Lines of data:
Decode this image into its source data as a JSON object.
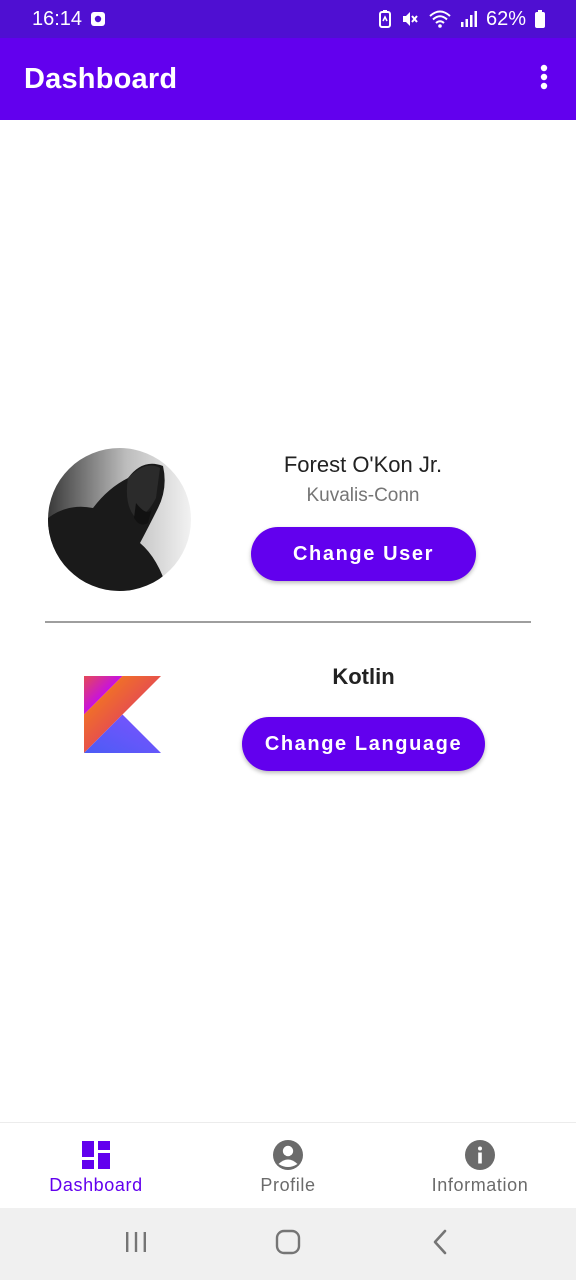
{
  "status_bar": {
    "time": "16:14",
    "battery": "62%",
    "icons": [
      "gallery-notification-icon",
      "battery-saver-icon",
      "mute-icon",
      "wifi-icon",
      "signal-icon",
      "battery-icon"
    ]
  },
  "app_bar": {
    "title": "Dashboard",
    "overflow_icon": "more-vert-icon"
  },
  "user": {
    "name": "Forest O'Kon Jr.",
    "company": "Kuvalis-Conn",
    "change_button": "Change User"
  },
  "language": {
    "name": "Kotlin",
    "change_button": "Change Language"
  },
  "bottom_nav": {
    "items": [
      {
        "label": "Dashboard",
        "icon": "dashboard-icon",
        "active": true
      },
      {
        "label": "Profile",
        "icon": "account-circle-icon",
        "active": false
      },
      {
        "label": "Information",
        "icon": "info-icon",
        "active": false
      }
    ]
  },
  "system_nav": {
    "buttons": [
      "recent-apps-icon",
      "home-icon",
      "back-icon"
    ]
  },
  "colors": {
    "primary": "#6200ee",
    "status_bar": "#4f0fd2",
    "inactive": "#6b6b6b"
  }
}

...

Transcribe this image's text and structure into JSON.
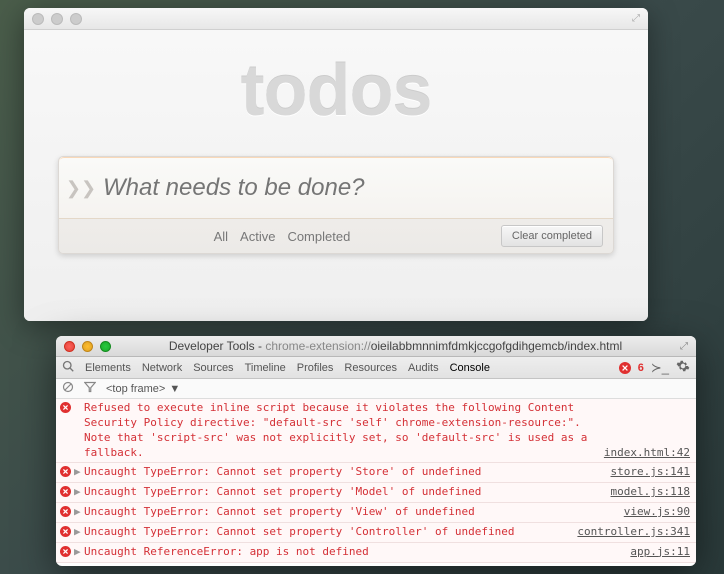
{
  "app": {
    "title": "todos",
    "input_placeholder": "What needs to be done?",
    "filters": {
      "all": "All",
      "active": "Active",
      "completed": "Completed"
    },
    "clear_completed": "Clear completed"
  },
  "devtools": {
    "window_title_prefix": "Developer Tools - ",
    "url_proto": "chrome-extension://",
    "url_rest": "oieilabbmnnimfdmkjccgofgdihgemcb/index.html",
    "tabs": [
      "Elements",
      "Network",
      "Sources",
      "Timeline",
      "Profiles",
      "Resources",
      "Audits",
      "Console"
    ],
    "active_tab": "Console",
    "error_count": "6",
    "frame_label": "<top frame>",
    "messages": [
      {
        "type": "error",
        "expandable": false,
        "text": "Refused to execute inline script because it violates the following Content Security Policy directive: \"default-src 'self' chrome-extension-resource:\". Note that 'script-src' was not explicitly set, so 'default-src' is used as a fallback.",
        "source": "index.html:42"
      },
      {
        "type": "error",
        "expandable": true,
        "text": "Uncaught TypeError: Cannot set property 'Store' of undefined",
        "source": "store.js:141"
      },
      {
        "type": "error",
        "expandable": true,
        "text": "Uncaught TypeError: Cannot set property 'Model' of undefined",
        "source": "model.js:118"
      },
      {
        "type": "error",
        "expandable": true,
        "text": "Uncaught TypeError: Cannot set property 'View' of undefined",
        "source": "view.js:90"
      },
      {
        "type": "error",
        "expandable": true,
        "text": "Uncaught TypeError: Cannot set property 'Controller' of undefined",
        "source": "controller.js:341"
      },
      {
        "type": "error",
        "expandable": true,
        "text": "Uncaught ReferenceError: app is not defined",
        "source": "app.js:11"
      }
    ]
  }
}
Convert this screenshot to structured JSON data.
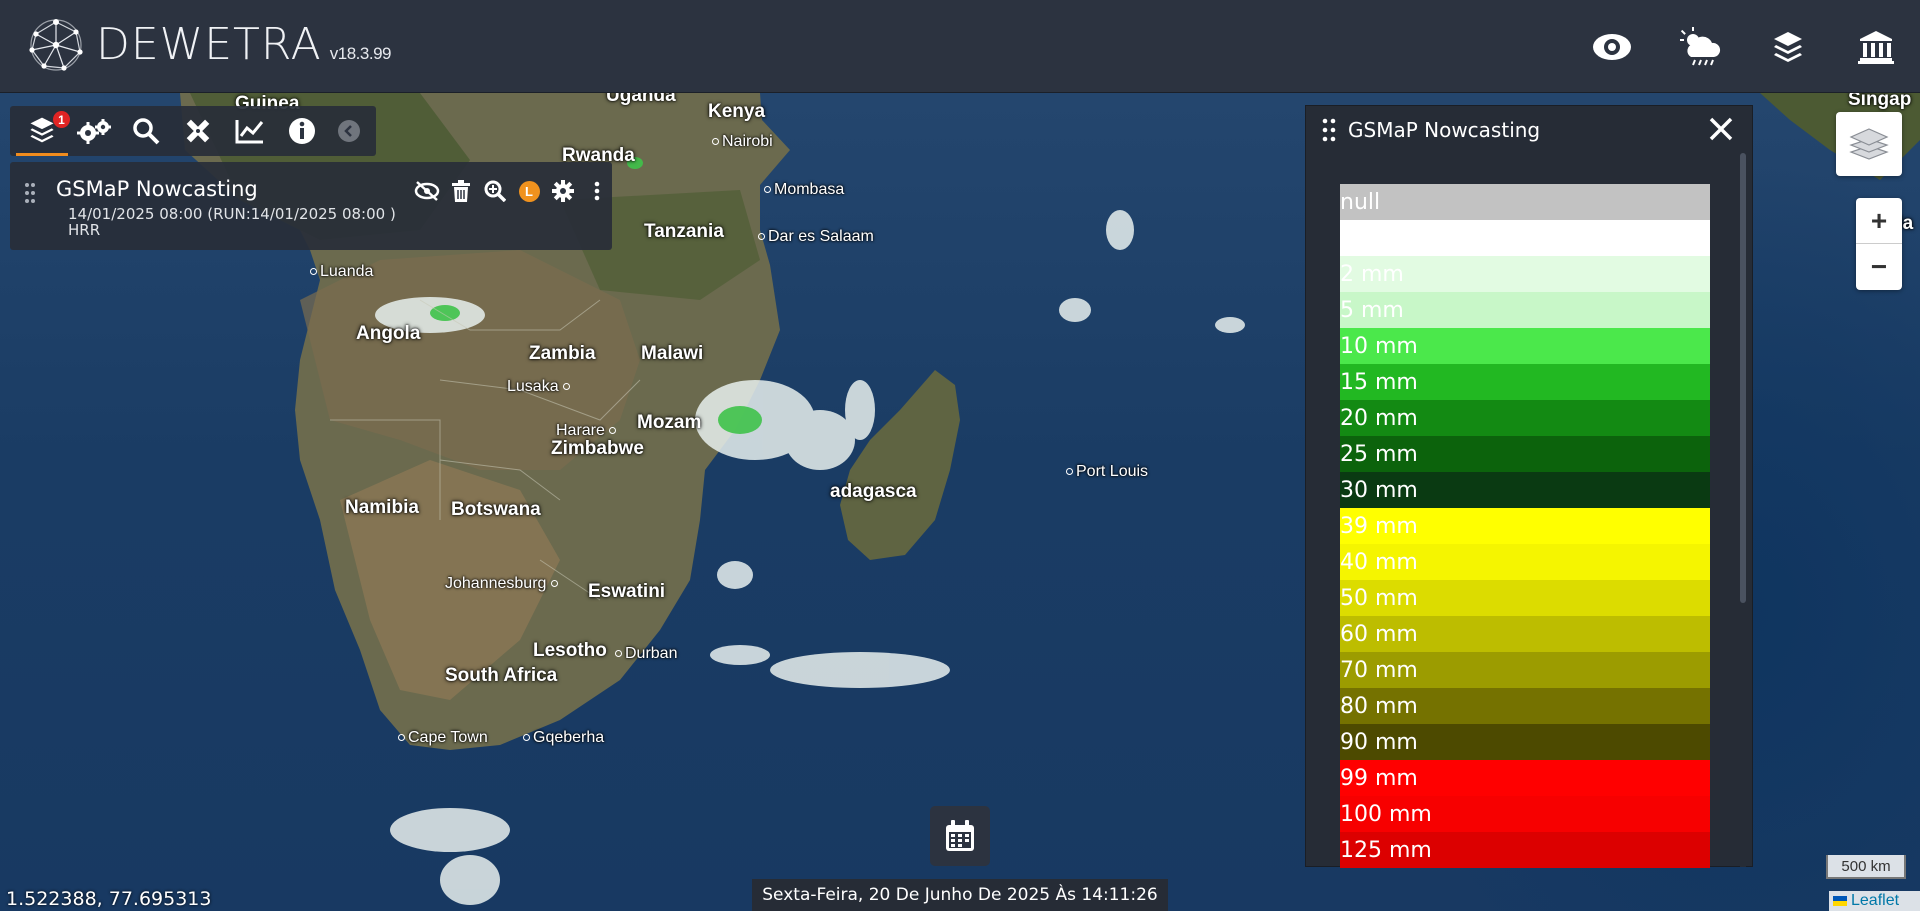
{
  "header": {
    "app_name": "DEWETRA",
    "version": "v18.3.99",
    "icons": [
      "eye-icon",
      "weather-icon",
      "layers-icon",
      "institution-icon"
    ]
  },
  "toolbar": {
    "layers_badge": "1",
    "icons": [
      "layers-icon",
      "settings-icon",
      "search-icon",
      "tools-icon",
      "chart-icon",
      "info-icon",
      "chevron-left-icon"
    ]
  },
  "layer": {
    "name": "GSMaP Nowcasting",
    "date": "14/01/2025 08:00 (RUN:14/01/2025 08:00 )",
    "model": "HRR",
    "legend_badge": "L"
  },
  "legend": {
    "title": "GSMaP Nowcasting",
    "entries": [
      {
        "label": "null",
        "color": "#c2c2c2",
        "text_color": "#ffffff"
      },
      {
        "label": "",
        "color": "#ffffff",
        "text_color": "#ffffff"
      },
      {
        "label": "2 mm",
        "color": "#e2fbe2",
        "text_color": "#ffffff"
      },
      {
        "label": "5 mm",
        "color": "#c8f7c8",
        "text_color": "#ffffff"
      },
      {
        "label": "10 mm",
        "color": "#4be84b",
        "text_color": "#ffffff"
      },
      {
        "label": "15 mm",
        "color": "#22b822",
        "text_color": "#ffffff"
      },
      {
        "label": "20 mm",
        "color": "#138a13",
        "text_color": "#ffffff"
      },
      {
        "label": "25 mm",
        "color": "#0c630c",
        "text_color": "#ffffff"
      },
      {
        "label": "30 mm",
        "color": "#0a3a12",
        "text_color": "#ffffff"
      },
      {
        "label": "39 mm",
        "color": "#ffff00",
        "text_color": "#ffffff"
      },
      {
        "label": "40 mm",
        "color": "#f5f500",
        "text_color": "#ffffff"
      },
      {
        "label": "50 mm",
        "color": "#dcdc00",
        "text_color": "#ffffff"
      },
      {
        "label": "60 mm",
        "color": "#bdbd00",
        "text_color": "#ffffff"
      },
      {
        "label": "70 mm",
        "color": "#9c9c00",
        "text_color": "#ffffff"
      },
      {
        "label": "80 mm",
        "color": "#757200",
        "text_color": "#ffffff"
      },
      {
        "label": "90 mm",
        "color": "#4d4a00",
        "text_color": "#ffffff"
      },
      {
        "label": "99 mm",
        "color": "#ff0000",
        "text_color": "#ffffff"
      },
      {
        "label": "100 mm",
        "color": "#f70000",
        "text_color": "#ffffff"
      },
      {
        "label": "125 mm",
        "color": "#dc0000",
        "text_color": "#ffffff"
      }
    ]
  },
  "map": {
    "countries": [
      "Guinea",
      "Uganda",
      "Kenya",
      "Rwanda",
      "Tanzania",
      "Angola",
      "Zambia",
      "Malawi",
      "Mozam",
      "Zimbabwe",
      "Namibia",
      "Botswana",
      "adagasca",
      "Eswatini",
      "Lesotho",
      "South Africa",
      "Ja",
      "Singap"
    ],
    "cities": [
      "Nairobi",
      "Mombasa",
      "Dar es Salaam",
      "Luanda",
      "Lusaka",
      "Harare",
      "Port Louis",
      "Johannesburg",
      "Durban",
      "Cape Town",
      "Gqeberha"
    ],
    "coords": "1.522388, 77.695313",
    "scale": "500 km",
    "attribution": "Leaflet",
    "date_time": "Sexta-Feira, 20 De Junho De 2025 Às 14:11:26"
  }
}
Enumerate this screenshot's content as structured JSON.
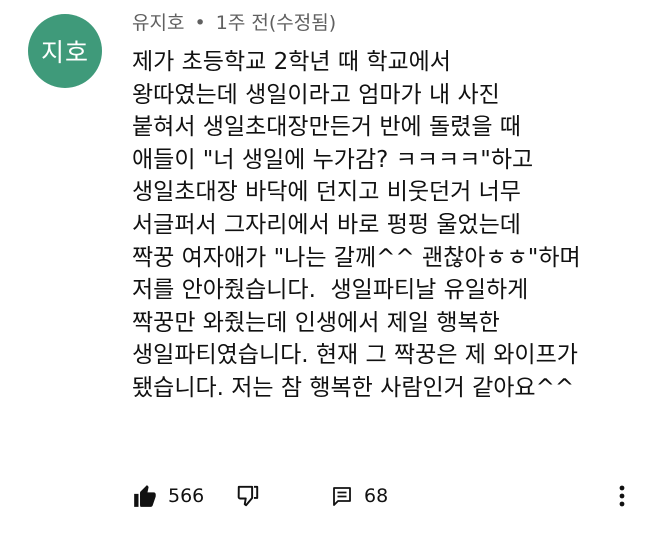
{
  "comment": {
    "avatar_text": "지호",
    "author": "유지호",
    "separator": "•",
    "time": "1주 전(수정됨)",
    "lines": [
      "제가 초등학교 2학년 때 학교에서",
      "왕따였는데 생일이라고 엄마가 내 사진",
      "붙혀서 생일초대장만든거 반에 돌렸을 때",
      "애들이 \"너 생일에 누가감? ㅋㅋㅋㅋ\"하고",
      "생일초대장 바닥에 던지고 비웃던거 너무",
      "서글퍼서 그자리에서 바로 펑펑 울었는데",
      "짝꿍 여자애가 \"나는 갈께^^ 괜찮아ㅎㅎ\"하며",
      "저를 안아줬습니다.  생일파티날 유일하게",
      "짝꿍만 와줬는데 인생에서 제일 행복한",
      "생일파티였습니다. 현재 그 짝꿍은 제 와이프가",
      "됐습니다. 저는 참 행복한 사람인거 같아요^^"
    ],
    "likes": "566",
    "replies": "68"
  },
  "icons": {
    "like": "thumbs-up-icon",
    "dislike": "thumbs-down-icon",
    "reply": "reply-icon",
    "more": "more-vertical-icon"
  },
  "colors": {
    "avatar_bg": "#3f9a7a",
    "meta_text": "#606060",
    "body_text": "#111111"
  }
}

## REQUEST
Take every line that includes the string "thumbs" and copy it.

## CORRECT OUTPUT
    "like": "thumbs-up-icon",
    "dislike": "thumbs-down-icon",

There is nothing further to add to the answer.